─── INPUT RECORDS ───

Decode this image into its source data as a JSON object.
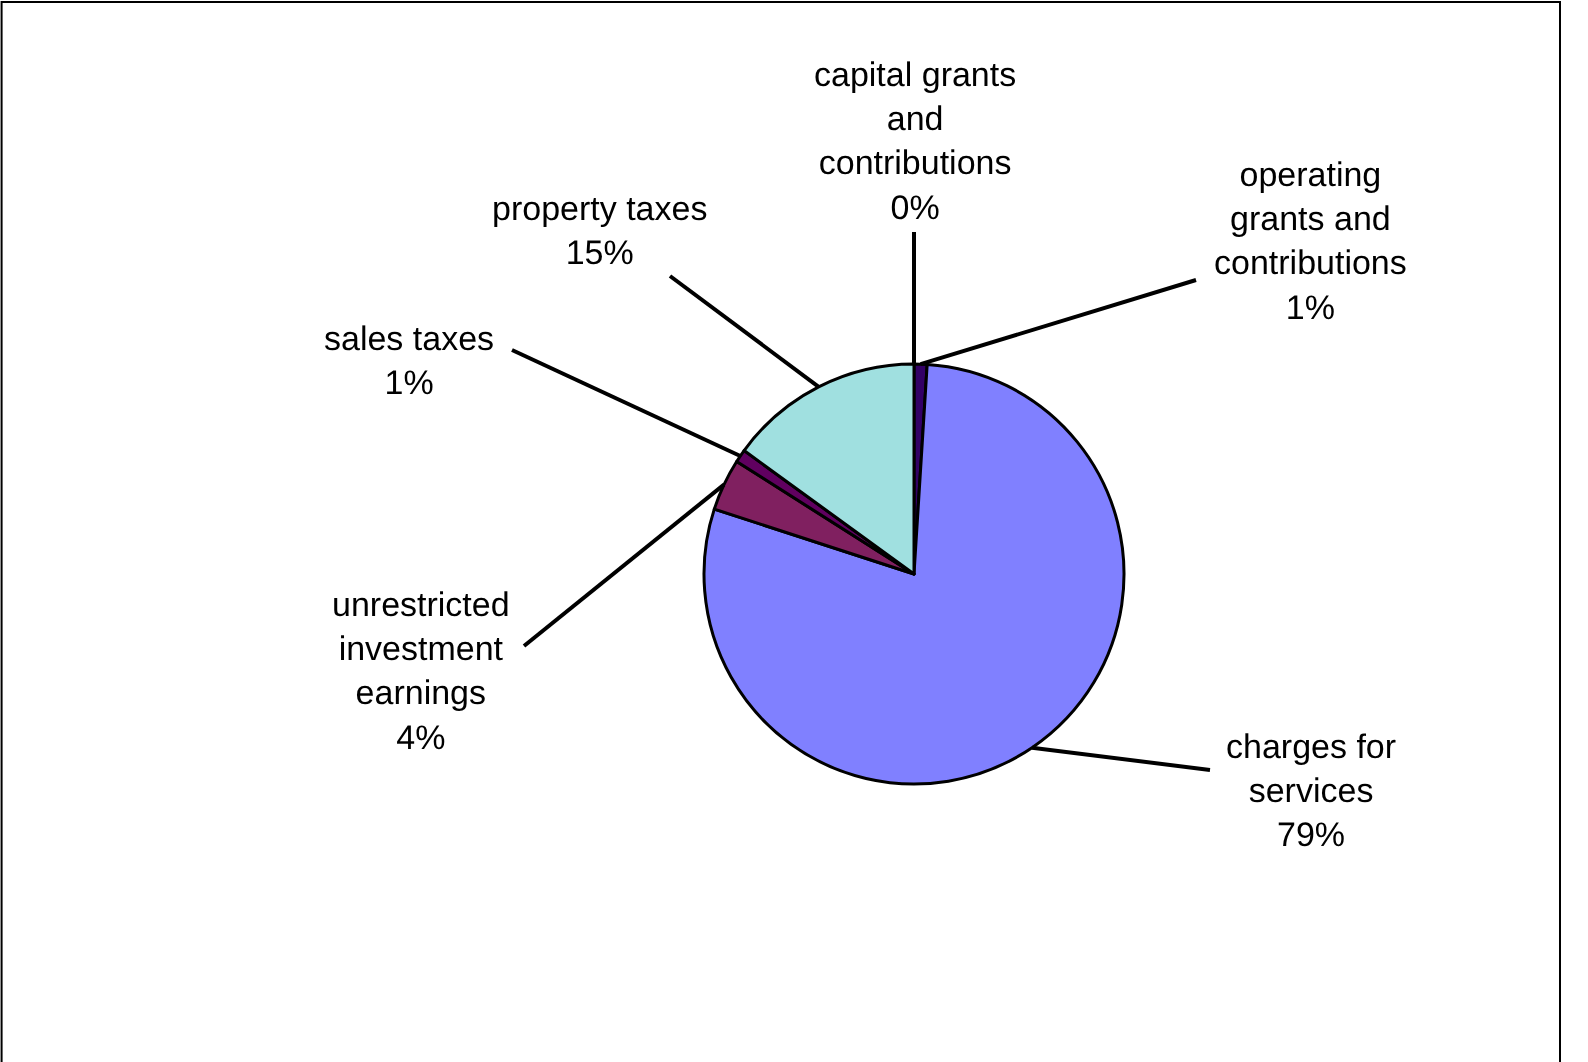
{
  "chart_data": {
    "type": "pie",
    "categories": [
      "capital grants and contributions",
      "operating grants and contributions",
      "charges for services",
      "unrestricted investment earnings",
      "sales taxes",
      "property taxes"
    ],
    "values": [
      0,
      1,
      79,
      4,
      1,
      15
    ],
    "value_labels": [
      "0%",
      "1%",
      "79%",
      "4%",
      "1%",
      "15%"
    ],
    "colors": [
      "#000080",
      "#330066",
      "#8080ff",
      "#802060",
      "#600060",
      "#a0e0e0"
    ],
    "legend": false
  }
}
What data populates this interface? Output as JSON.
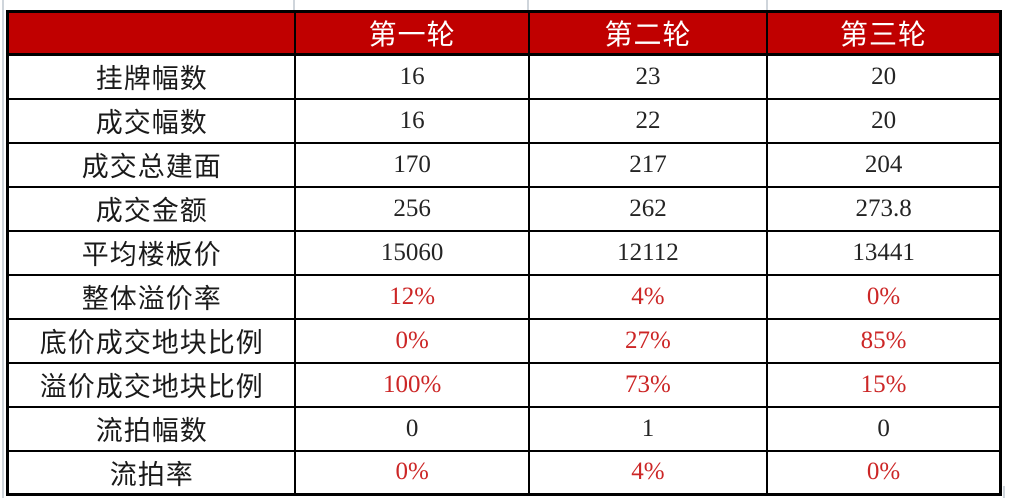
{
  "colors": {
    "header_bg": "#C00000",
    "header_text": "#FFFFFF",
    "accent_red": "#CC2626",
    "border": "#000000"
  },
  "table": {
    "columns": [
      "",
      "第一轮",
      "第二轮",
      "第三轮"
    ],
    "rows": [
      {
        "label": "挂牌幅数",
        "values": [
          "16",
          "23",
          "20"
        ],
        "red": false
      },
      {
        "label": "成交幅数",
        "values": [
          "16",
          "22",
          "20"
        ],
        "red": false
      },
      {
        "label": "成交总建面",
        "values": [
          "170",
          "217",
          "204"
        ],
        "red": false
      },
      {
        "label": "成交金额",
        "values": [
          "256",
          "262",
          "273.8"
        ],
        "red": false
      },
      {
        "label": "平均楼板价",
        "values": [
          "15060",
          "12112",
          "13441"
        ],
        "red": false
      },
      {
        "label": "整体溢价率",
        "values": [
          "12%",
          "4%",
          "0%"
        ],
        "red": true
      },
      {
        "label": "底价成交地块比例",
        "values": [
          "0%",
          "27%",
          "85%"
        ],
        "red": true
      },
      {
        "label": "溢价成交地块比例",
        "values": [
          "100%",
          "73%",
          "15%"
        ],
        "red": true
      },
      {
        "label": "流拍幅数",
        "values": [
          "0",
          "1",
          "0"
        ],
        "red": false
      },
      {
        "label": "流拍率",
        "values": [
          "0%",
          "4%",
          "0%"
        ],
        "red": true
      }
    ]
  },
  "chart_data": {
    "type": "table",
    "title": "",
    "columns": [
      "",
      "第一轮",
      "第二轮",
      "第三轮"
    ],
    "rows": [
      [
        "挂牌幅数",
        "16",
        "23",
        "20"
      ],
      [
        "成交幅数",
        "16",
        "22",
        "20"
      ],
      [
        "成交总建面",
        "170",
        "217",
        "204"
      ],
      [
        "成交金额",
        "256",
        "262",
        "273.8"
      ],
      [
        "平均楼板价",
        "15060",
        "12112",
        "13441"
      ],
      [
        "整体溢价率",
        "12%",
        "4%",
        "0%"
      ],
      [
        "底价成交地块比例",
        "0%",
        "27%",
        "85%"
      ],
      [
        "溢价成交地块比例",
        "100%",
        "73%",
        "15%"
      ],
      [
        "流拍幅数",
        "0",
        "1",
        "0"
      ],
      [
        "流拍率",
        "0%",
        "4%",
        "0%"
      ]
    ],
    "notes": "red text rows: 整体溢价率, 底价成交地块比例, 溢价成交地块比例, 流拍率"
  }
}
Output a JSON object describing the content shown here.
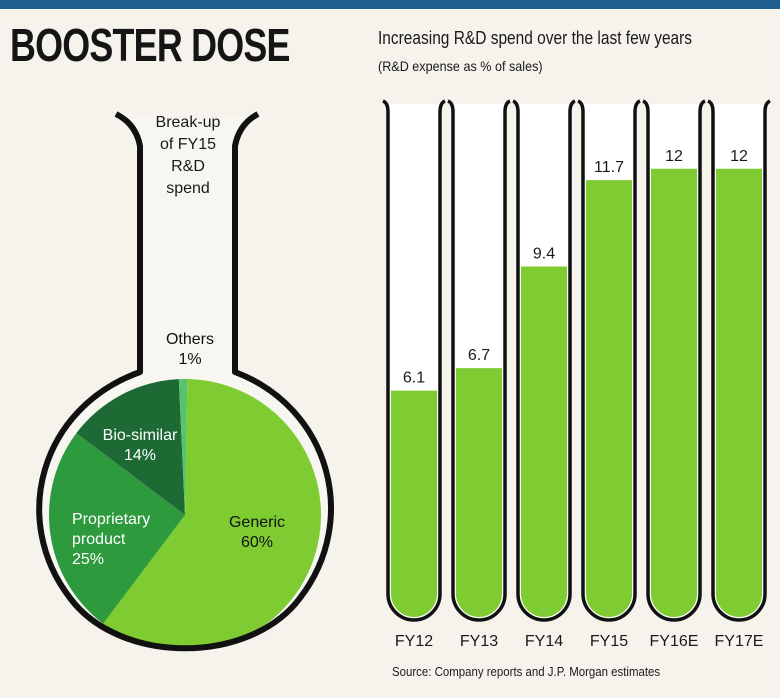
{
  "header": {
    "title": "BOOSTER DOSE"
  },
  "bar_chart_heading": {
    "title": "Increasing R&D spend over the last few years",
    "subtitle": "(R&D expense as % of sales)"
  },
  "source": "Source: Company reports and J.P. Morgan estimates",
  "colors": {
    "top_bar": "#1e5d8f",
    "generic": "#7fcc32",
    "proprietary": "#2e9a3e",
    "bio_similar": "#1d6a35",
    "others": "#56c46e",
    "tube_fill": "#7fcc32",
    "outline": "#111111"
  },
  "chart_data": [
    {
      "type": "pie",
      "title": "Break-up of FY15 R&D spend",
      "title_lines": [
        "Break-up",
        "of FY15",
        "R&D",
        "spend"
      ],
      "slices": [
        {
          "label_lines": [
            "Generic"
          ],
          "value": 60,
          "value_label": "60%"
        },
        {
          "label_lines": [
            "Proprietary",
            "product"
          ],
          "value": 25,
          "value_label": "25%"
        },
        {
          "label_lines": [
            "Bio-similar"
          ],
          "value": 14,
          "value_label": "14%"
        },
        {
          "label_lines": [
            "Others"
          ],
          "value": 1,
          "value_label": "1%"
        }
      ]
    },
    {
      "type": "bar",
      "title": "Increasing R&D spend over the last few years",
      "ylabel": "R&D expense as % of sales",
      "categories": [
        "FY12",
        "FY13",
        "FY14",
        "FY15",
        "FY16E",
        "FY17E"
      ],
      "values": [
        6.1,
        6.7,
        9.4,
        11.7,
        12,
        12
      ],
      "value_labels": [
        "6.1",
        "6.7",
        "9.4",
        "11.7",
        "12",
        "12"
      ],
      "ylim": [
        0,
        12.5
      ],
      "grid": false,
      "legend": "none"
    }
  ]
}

───

§ **GIVEN TASK**
Exclude the pictures and transcribe all of the entries exactly.

§ **ANSWER TO THE TASK**
Decode this image into its source data as a JSON object.
{
  "chart_data": {
    "type": "pie",
    "categories": [
      "capital grants and contributions",
      "operating grants and contributions",
      "charges for services",
      "unrestricted investment earnings",
      "sales taxes",
      "property taxes"
    ],
    "values": [
      0,
      1,
      79,
      4,
      1,
      15
    ],
    "value_labels": [
      "0%",
      "1%",
      "79%",
      "4%",
      "1%",
      "15%"
    ],
    "colors": [
      "#000080",
      "#330066",
      "#8080ff",
      "#802060",
      "#600060",
      "#a0e0e0"
    ],
    "legend": false
  }
}
What data populates this interface? Output as JSON.
{
  "colors": {
    "header_bg": "#C00000",
    "header_text": "#FFFFFF",
    "accent_red": "#CC2626",
    "border": "#000000"
  },
  "table": {
    "columns": [
      "",
      "第一轮",
      "第二轮",
      "第三轮"
    ],
    "rows": [
      {
        "label": "挂牌幅数",
        "values": [
          "16",
          "23",
          "20"
        ],
        "red": false
      },
      {
        "label": "成交幅数",
        "values": [
          "16",
          "22",
          "20"
        ],
        "red": false
      },
      {
        "label": "成交总建面",
        "values": [
          "170",
          "217",
          "204"
        ],
        "red": false
      },
      {
        "label": "成交金额",
        "values": [
          "256",
          "262",
          "273.8"
        ],
        "red": false
      },
      {
        "label": "平均楼板价",
        "values": [
          "15060",
          "12112",
          "13441"
        ],
        "red": false
      },
      {
        "label": "整体溢价率",
        "values": [
          "12%",
          "4%",
          "0%"
        ],
        "red": true
      },
      {
        "label": "底价成交地块比例",
        "values": [
          "0%",
          "27%",
          "85%"
        ],
        "red": true
      },
      {
        "label": "溢价成交地块比例",
        "values": [
          "100%",
          "73%",
          "15%"
        ],
        "red": true
      },
      {
        "label": "流拍幅数",
        "values": [
          "0",
          "1",
          "0"
        ],
        "red": false
      },
      {
        "label": "流拍率",
        "values": [
          "0%",
          "4%",
          "0%"
        ],
        "red": true
      }
    ]
  },
  "chart_data": {
    "type": "table",
    "title": "",
    "columns": [
      "",
      "第一轮",
      "第二轮",
      "第三轮"
    ],
    "rows": [
      [
        "挂牌幅数",
        "16",
        "23",
        "20"
      ],
      [
        "成交幅数",
        "16",
        "22",
        "20"
      ],
      [
        "成交总建面",
        "170",
        "217",
        "204"
      ],
      [
        "成交金额",
        "256",
        "262",
        "273.8"
      ],
      [
        "平均楼板价",
        "15060",
        "12112",
        "13441"
      ],
      [
        "整体溢价率",
        "12%",
        "4%",
        "0%"
      ],
      [
        "底价成交地块比例",
        "0%",
        "27%",
        "85%"
      ],
      [
        "溢价成交地块比例",
        "100%",
        "73%",
        "15%"
      ],
      [
        "流拍幅数",
        "0",
        "1",
        "0"
      ],
      [
        "流拍率",
        "0%",
        "4%",
        "0%"
      ]
    ],
    "notes": "red text rows: 整体溢价率, 底价成交地块比例, 溢价成交地块比例, 流拍率"
  }
}
Output a JSON object describing the content shown here.
{
  "header": {
    "title": "BOOSTER DOSE"
  },
  "bar_chart_heading": {
    "title": "Increasing R&D spend over the last few years",
    "subtitle": "(R&D expense as % of sales)"
  },
  "source": "Source: Company reports and J.P. Morgan estimates",
  "colors": {
    "top_bar": "#1e5d8f",
    "generic": "#7fcc32",
    "proprietary": "#2e9a3e",
    "bio_similar": "#1d6a35",
    "others": "#56c46e",
    "tube_fill": "#7fcc32",
    "outline": "#111111"
  },
  "chart_data": [
    {
      "type": "pie",
      "title": "Break-up of FY15 R&D spend",
      "title_lines": [
        "Break-up",
        "of FY15",
        "R&D",
        "spend"
      ],
      "slices": [
        {
          "label_lines": [
            "Generic"
          ],
          "value": 60,
          "value_label": "60%"
        },
        {
          "label_lines": [
            "Proprietary",
            "product"
          ],
          "value": 25,
          "value_label": "25%"
        },
        {
          "label_lines": [
            "Bio-similar"
          ],
          "value": 14,
          "value_label": "14%"
        },
        {
          "label_lines": [
            "Others"
          ],
          "value": 1,
          "value_label": "1%"
        }
      ]
    },
    {
      "type": "bar",
      "title": "Increasing R&D spend over the last few years",
      "ylabel": "R&D expense as % of sales",
      "categories": [
        "FY12",
        "FY13",
        "FY14",
        "FY15",
        "FY16E",
        "FY17E"
      ],
      "values": [
        6.1,
        6.7,
        9.4,
        11.7,
        12,
        12
      ],
      "value_labels": [
        "6.1",
        "6.7",
        "9.4",
        "11.7",
        "12",
        "12"
      ],
      "ylim": [
        0,
        12.5
      ],
      "grid": false,
      "legend": "none"
    }
  ]
}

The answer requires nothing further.